• _Set problem_
Copy the records below exactly, omitting any pictures they contain.
************
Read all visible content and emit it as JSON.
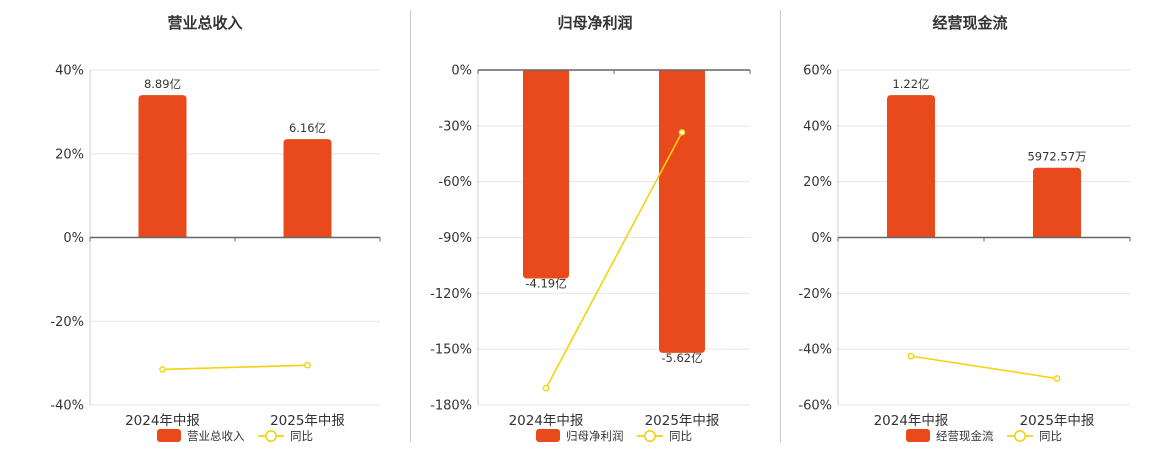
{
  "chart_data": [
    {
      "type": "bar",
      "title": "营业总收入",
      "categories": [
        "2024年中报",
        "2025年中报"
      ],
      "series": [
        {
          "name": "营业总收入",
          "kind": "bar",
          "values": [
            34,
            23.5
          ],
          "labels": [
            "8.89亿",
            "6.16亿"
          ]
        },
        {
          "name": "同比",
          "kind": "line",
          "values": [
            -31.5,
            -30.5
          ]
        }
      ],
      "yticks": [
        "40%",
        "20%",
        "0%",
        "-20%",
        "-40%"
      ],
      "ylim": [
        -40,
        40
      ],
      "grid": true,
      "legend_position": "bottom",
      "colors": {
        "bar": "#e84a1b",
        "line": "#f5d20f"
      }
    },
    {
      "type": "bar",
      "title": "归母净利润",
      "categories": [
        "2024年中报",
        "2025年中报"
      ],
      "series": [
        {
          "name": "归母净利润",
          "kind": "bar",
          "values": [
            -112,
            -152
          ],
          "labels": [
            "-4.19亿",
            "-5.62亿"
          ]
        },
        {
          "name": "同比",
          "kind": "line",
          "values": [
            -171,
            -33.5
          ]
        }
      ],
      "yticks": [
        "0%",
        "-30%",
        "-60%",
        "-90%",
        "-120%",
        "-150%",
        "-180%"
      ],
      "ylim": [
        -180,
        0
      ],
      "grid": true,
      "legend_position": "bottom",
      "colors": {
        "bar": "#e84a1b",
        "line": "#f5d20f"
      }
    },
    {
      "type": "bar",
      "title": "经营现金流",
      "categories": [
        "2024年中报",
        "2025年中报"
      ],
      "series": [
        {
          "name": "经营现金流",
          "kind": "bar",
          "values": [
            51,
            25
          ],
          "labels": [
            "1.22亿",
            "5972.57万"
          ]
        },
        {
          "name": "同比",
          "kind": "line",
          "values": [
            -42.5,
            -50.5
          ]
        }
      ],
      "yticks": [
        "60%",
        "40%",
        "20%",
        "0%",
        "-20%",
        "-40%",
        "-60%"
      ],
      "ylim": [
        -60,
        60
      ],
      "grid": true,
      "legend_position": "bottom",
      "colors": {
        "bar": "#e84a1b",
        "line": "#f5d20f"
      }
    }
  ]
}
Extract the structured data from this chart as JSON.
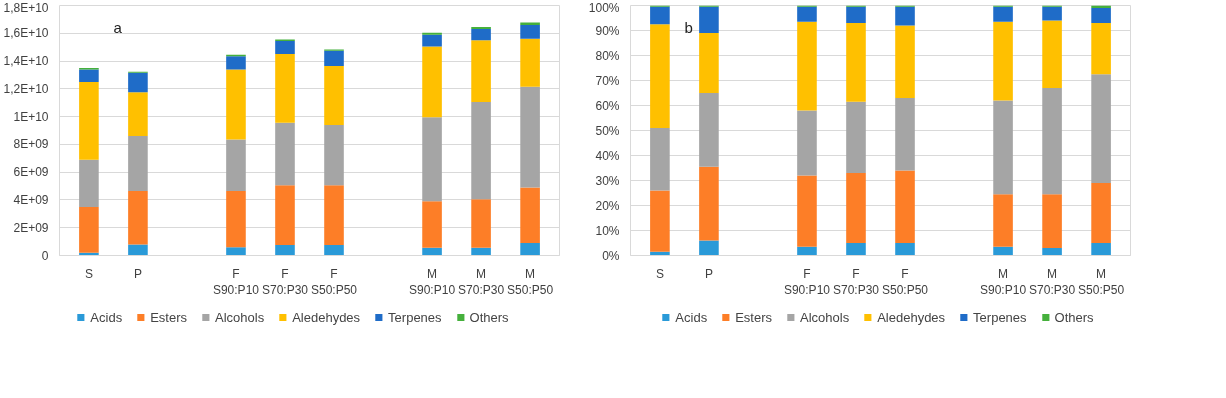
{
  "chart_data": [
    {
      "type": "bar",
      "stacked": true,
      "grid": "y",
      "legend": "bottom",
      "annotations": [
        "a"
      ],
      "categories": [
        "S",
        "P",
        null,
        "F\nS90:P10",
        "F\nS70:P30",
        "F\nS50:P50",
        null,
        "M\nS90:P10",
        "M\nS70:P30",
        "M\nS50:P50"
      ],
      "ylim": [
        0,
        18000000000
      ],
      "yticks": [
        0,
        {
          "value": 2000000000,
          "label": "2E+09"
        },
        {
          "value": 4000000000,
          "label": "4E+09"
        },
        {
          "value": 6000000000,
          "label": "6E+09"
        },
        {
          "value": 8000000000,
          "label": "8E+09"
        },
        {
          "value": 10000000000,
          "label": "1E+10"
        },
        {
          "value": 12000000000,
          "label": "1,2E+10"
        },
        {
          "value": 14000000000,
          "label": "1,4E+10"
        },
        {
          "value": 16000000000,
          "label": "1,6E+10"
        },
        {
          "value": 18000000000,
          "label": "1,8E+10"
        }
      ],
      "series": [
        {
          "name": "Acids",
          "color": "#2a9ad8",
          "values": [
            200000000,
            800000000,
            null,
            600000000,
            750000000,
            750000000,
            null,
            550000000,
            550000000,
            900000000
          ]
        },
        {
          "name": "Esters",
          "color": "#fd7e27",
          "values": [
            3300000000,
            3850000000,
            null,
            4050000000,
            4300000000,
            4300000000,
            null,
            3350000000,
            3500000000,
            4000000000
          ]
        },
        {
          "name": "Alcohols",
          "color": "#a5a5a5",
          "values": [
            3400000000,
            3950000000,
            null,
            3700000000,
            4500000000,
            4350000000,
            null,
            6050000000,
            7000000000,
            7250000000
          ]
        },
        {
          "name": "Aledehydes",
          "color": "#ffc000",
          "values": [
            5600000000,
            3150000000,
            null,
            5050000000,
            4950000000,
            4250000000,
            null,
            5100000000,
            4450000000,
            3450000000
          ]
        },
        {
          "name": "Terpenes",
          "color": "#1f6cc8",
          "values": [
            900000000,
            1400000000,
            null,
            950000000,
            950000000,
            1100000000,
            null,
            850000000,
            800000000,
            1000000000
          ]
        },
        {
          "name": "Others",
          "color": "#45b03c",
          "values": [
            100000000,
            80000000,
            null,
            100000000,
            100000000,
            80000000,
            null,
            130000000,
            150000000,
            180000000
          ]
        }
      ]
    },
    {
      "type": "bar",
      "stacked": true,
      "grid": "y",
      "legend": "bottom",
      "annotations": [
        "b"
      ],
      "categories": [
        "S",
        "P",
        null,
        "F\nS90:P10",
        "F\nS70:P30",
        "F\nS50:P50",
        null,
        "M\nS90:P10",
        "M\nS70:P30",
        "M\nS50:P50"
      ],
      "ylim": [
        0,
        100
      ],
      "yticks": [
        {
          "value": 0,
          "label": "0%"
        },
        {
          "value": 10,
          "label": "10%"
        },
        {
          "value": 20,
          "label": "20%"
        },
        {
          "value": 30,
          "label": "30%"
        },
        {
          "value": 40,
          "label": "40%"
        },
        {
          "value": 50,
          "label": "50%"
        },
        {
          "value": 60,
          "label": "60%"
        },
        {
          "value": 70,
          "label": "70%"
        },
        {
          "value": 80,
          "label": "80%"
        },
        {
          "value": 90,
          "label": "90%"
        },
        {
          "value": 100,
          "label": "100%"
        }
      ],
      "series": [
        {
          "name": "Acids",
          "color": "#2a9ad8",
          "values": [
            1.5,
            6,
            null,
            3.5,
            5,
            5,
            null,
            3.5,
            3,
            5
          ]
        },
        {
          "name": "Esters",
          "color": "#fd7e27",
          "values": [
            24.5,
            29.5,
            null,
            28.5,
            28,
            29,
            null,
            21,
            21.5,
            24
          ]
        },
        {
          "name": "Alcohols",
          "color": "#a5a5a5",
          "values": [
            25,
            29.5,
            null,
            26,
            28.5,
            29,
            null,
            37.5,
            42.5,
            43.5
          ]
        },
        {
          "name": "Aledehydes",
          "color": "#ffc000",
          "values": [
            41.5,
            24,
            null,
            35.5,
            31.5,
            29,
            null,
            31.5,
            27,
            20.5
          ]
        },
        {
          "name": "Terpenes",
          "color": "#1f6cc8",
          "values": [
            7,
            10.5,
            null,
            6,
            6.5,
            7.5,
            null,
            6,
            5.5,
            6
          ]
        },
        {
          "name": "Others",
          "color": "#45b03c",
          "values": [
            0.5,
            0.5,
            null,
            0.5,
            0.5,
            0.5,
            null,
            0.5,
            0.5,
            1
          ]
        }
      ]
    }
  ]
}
************
• _In response_
Read all visible content and emit it as JSON.
{
  "chart_data": [
    {
      "type": "bar",
      "title": "营业总收入",
      "categories": [
        "2024年中报",
        "2025年中报"
      ],
      "series": [
        {
          "name": "营业总收入",
          "kind": "bar",
          "values": [
            34,
            23.5
          ],
          "labels": [
            "8.89亿",
            "6.16亿"
          ]
        },
        {
          "name": "同比",
          "kind": "line",
          "values": [
            -31.5,
            -30.5
          ]
        }
      ],
      "yticks": [
        "40%",
        "20%",
        "0%",
        "-20%",
        "-40%"
      ],
      "ylim": [
        -40,
        40
      ],
      "grid": true,
      "legend_position": "bottom",
      "colors": {
        "bar": "#e84a1b",
        "line": "#f5d20f"
      }
    },
    {
      "type": "bar",
      "title": "归母净利润",
      "categories": [
        "2024年中报",
        "2025年中报"
      ],
      "series": [
        {
          "name": "归母净利润",
          "kind": "bar",
          "values": [
            -112,
            -152
          ],
          "labels": [
            "-4.19亿",
            "-5.62亿"
          ]
        },
        {
          "name": "同比",
          "kind": "line",
          "values": [
            -171,
            -33.5
          ]
        }
      ],
      "yticks": [
        "0%",
        "-30%",
        "-60%",
        "-90%",
        "-120%",
        "-150%",
        "-180%"
      ],
      "ylim": [
        -180,
        0
      ],
      "grid": true,
      "legend_position": "bottom",
      "colors": {
        "bar": "#e84a1b",
        "line": "#f5d20f"
      }
    },
    {
      "type": "bar",
      "title": "经营现金流",
      "categories": [
        "2024年中报",
        "2025年中报"
      ],
      "series": [
        {
          "name": "经营现金流",
          "kind": "bar",
          "values": [
            51,
            25
          ],
          "labels": [
            "1.22亿",
            "5972.57万"
          ]
        },
        {
          "name": "同比",
          "kind": "line",
          "values": [
            -42.5,
            -50.5
          ]
        }
      ],
      "yticks": [
        "60%",
        "40%",
        "20%",
        "0%",
        "-20%",
        "-40%",
        "-60%"
      ],
      "ylim": [
        -60,
        60
      ],
      "grid": true,
      "legend_position": "bottom",
      "colors": {
        "bar": "#e84a1b",
        "line": "#f5d20f"
      }
    }
  ]
}
Extract the structured data from this chart as JSON.
{
  "chart_data": [
    {
      "type": "bar",
      "stacked": true,
      "grid": "y",
      "legend": "bottom",
      "annotations": [
        "a"
      ],
      "categories": [
        "S",
        "P",
        null,
        "F\nS90:P10",
        "F\nS70:P30",
        "F\nS50:P50",
        null,
        "M\nS90:P10",
        "M\nS70:P30",
        "M\nS50:P50"
      ],
      "ylim": [
        0,
        18000000000
      ],
      "yticks": [
        0,
        {
          "value": 2000000000,
          "label": "2E+09"
        },
        {
          "value": 4000000000,
          "label": "4E+09"
        },
        {
          "value": 6000000000,
          "label": "6E+09"
        },
        {
          "value": 8000000000,
          "label": "8E+09"
        },
        {
          "value": 10000000000,
          "label": "1E+10"
        },
        {
          "value": 12000000000,
          "label": "1,2E+10"
        },
        {
          "value": 14000000000,
          "label": "1,4E+10"
        },
        {
          "value": 16000000000,
          "label": "1,6E+10"
        },
        {
          "value": 18000000000,
          "label": "1,8E+10"
        }
      ],
      "series": [
        {
          "name": "Acids",
          "color": "#2a9ad8",
          "values": [
            200000000,
            800000000,
            null,
            600000000,
            750000000,
            750000000,
            null,
            550000000,
            550000000,
            900000000
          ]
        },
        {
          "name": "Esters",
          "color": "#fd7e27",
          "values": [
            3300000000,
            3850000000,
            null,
            4050000000,
            4300000000,
            4300000000,
            null,
            3350000000,
            3500000000,
            4000000000
          ]
        },
        {
          "name": "Alcohols",
          "color": "#a5a5a5",
          "values": [
            3400000000,
            3950000000,
            null,
            3700000000,
            4500000000,
            4350000000,
            null,
            6050000000,
            7000000000,
            7250000000
          ]
        },
        {
          "name": "Aledehydes",
          "color": "#ffc000",
          "values": [
            5600000000,
            3150000000,
            null,
            5050000000,
            4950000000,
            4250000000,
            null,
            5100000000,
            4450000000,
            3450000000
          ]
        },
        {
          "name": "Terpenes",
          "color": "#1f6cc8",
          "values": [
            900000000,
            1400000000,
            null,
            950000000,
            950000000,
            1100000000,
            null,
            850000000,
            800000000,
            1000000000
          ]
        },
        {
          "name": "Others",
          "color": "#45b03c",
          "values": [
            100000000,
            80000000,
            null,
            100000000,
            100000000,
            80000000,
            null,
            130000000,
            150000000,
            180000000
          ]
        }
      ]
    },
    {
      "type": "bar",
      "stacked": true,
      "grid": "y",
      "legend": "bottom",
      "annotations": [
        "b"
      ],
      "categories": [
        "S",
        "P",
        null,
        "F\nS90:P10",
        "F\nS70:P30",
        "F\nS50:P50",
        null,
        "M\nS90:P10",
        "M\nS70:P30",
        "M\nS50:P50"
      ],
      "ylim": [
        0,
        100
      ],
      "yticks": [
        {
          "value": 0,
          "label": "0%"
        },
        {
          "value": 10,
          "label": "10%"
        },
        {
          "value": 20,
          "label": "20%"
        },
        {
          "value": 30,
          "label": "30%"
        },
        {
          "value": 40,
          "label": "40%"
        },
        {
          "value": 50,
          "label": "50%"
        },
        {
          "value": 60,
          "label": "60%"
        },
        {
          "value": 70,
          "label": "70%"
        },
        {
          "value": 80,
          "label": "80%"
        },
        {
          "value": 90,
          "label": "90%"
        },
        {
          "value": 100,
          "label": "100%"
        }
      ],
      "series": [
        {
          "name": "Acids",
          "color": "#2a9ad8",
          "values": [
            1.5,
            6,
            null,
            3.5,
            5,
            5,
            null,
            3.5,
            3,
            5
          ]
        },
        {
          "name": "Esters",
          "color": "#fd7e27",
          "values": [
            24.5,
            29.5,
            null,
            28.5,
            28,
            29,
            null,
            21,
            21.5,
            24
          ]
        },
        {
          "name": "Alcohols",
          "color": "#a5a5a5",
          "values": [
            25,
            29.5,
            null,
            26,
            28.5,
            29,
            null,
            37.5,
            42.5,
            43.5
          ]
        },
        {
          "name": "Aledehydes",
          "color": "#ffc000",
          "values": [
            41.5,
            24,
            null,
            35.5,
            31.5,
            29,
            null,
            31.5,
            27,
            20.5
          ]
        },
        {
          "name": "Terpenes",
          "color": "#1f6cc8",
          "values": [
            7,
            10.5,
            null,
            6,
            6.5,
            7.5,
            null,
            6,
            5.5,
            6
          ]
        },
        {
          "name": "Others",
          "color": "#45b03c",
          "values": [
            0.5,
            0.5,
            null,
            0.5,
            0.5,
            0.5,
            null,
            0.5,
            0.5,
            1
          ]
        }
      ]
    }
  ]
}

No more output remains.